§ YOUR GOAL:
Find the lines containing the word "mode" and copy every one of them.

§ LISTED ENTRIES:
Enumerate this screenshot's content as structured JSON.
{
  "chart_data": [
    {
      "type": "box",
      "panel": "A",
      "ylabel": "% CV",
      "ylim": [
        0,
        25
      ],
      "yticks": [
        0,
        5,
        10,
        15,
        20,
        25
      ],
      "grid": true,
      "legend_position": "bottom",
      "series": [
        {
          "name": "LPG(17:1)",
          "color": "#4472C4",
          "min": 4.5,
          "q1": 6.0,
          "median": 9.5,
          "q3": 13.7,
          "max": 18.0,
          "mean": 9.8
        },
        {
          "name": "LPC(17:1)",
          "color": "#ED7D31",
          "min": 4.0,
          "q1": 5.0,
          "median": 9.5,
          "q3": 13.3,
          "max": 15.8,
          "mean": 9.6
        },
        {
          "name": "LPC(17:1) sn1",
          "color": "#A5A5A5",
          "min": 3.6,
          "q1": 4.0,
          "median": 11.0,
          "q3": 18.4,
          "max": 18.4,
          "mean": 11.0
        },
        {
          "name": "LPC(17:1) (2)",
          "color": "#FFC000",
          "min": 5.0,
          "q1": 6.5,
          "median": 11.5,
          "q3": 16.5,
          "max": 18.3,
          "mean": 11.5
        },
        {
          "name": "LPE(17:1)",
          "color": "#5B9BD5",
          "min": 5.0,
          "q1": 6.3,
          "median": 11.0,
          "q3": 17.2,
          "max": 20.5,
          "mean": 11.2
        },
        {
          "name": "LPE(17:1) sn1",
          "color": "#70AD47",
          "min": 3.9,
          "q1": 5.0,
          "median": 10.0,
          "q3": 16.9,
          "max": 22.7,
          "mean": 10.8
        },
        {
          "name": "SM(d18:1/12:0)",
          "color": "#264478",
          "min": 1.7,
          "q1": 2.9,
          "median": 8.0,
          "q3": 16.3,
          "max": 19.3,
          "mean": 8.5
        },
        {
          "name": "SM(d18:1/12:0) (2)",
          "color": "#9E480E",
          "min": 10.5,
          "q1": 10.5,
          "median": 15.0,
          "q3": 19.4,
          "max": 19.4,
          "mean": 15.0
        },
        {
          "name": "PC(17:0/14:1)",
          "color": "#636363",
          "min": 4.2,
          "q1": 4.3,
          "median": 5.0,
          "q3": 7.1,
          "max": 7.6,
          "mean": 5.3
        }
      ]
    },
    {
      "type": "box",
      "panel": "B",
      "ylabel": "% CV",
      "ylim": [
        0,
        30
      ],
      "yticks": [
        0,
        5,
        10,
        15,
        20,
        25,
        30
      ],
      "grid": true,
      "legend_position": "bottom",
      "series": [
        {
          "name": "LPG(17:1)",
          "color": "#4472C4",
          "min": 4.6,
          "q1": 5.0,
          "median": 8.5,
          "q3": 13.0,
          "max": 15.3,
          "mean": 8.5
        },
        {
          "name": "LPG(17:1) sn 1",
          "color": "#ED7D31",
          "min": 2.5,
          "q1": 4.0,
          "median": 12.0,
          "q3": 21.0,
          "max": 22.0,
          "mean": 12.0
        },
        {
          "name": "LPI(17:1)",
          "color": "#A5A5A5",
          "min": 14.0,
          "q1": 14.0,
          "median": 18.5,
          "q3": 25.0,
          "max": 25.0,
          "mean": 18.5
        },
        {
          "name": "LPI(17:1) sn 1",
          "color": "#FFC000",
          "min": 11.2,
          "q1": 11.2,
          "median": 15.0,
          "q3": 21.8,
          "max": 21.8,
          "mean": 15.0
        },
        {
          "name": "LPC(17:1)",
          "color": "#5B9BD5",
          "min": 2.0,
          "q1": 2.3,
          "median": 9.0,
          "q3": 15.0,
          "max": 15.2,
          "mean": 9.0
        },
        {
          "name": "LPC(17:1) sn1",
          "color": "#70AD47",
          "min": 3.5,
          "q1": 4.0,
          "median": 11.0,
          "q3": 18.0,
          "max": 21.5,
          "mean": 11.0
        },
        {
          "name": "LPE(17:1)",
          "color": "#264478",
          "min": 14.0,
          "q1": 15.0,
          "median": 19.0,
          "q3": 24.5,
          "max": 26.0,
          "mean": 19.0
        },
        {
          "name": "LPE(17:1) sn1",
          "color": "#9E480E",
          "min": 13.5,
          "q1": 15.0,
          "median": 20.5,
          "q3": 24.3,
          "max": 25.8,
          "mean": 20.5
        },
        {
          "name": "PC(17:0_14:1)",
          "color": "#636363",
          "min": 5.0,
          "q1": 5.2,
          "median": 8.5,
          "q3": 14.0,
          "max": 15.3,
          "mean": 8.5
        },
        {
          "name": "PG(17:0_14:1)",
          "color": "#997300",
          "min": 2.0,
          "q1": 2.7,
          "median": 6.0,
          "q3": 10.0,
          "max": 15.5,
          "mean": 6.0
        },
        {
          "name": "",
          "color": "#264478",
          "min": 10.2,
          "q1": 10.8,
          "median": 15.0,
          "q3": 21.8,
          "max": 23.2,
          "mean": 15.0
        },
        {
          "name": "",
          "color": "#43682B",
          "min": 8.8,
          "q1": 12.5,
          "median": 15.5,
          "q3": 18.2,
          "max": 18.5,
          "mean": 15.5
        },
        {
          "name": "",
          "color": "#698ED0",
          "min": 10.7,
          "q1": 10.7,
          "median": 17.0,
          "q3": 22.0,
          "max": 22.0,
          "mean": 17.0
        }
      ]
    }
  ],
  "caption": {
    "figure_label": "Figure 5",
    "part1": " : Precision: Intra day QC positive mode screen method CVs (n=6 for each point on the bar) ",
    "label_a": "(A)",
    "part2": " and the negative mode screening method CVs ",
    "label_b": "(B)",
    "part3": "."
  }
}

§ TASK RESPONSE:
    "part1": " : Precision: Intra day QC positive mode screen method CVs (n=6 for each point on the bar) ",
    "part2": " and the negative mode screening method CVs ",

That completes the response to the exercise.